*EXERCISE BRIEF*
Every entry needs to be printed exactly, please.

*DATA*

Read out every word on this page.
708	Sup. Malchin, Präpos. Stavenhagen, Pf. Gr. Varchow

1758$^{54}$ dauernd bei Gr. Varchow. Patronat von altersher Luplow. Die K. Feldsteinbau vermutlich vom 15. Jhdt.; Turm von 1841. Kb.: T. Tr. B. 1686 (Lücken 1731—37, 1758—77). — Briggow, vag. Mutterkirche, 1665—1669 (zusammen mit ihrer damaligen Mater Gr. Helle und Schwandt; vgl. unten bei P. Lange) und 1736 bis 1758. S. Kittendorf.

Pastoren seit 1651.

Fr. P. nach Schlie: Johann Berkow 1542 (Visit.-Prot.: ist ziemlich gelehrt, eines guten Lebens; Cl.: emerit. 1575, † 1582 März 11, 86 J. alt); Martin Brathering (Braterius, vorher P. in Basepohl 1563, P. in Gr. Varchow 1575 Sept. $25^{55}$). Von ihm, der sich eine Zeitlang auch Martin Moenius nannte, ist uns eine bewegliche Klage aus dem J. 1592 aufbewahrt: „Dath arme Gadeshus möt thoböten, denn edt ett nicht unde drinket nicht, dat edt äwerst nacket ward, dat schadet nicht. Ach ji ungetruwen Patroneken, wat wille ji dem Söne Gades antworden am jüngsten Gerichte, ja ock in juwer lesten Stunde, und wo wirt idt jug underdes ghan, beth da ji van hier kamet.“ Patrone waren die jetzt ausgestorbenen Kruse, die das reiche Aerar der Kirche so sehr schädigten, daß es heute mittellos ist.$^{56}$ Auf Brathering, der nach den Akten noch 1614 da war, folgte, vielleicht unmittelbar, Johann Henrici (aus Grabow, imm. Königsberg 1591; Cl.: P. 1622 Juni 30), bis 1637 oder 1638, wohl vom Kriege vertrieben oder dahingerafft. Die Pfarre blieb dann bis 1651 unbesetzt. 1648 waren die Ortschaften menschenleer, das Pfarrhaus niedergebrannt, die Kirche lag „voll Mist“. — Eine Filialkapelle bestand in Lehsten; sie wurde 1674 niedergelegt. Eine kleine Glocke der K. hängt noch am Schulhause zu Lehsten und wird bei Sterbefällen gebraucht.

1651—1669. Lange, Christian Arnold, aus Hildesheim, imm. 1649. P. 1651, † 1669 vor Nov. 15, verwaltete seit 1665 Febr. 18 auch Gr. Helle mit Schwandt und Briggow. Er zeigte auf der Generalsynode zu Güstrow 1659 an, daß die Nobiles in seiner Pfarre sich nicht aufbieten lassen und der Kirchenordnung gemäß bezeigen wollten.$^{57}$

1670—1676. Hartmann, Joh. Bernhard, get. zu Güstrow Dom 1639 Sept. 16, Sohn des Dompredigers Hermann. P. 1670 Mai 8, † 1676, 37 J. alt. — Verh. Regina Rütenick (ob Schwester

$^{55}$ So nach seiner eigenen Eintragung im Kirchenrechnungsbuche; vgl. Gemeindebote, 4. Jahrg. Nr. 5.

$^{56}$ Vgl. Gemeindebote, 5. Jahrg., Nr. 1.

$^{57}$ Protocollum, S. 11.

*TASK SOLUTION*
Read out every word on this page.
708	Sup. Malchin, Präpos. Stavenhagen, Pf. Gr. Varchow

1758$^{54}$ dauernd bei Gr. Varchow. Patronat von altersher Luplow. Die K. Feldsteinbau vermutlich vom 15. Jhdt.; Turm von 1841. Kb.: T. Tr. B. 1686 (Lücken 1731—37, 1758—77). — Briggow, vag. Mutterkirche, 1665—1669 (zusammen mit ihrer damaligen Mater Gr. Helle und Schwandt; vgl. unten bei P. Lange) und 1736 bis 1758. S. Kittendorf.

Pastoren seit 1651.

Fr. P. nach Schlie: Johann Berkow 1542 (Visit.-Prot.: ist ziemlich gelehrt, eines guten Lebens; Cl.: emerit. 1575, † 1582 März 11, 86 J. alt); Martin Brathering (Braterius, vorher P. in Basepohl 1563, P. in Gr. Varchow 1575 Sept. $25^{55}$). Von ihm, der sich eine Zeitlang auch Martin Moenius nannte, ist uns eine bewegliche Klage aus dem J. 1592 aufbewahrt: „Dath arme Gadeshus möt thoböten, denn edt ett nicht unde drinket nicht, dat edt äwerst nacket ward, dat schadet nicht. Ach ji ungetruwen Patroneken, wat wille ji dem Söne Gades antworden am jüngsten Gerichte, ja ock in juwer lesten Stunde, und wo wirt idt jug underdes ghan, beth da ji van hier kamet.“ Patrone waren die jetzt ausgestorbenen Kruse, die das reiche Aerar der Kirche so sehr schädigten, daß es heute mittellos ist.$^{56}$ Auf Brathering, der nach den Akten noch 1614 da war, folgte, vielleicht unmittelbar, Johann Henrici (aus Grabow, imm. Königsberg 1591; Cl.: P. 1622 Juni 30), bis 1637 oder 1638, wohl vom Kriege vertrieben oder dahingerafft. Die Pfarre blieb dann bis 1651 unbesetzt. 1648 waren die Ortschaften menschenleer, das Pfarrhaus niedergebrannt, die Kirche lag „voll Mist“. — Eine Filialkapelle bestand in Lehsten; sie wurde 1674 niedergelegt. Eine kleine Glocke der K. hängt noch am Schulhause zu Lehsten und wird bei Sterbefällen gebraucht.

1651—1669. Lange, Christian Arnold, aus Hildesheim, imm. 1649. P. 1651, † 1669 vor Nov. 15, verwaltete seit 1665 Febr. 18 auch Gr. Helle mit Schwandt und Briggow. Er zeigte auf der Generalsynode zu Güstrow 1659 an, daß die Nobiles in seiner Pfarre sich nicht aufbieten lassen und der Kirchenordnung gemäß bezeigen wollten.$^{57}$

1670—1676. Hartmann, Joh. Bernhard, get. zu Güstrow Dom 1639 Sept. 16, Sohn des Dompredigers Hermann. P. 1670 Mai 8, † 1676, 37 J. alt. — Verh. Regina Rütenick (ob Schwester

$^{55}$ So nach seiner eigenen Eintragung im Kirchenrechnungsbuche; vgl. Gemeindebote, 4. Jahrg. Nr. 5.

$^{56}$ Vgl. Gemeindebote, 5. Jahrg., Nr. 1.

$^{57}$ Protocollum, S. 11.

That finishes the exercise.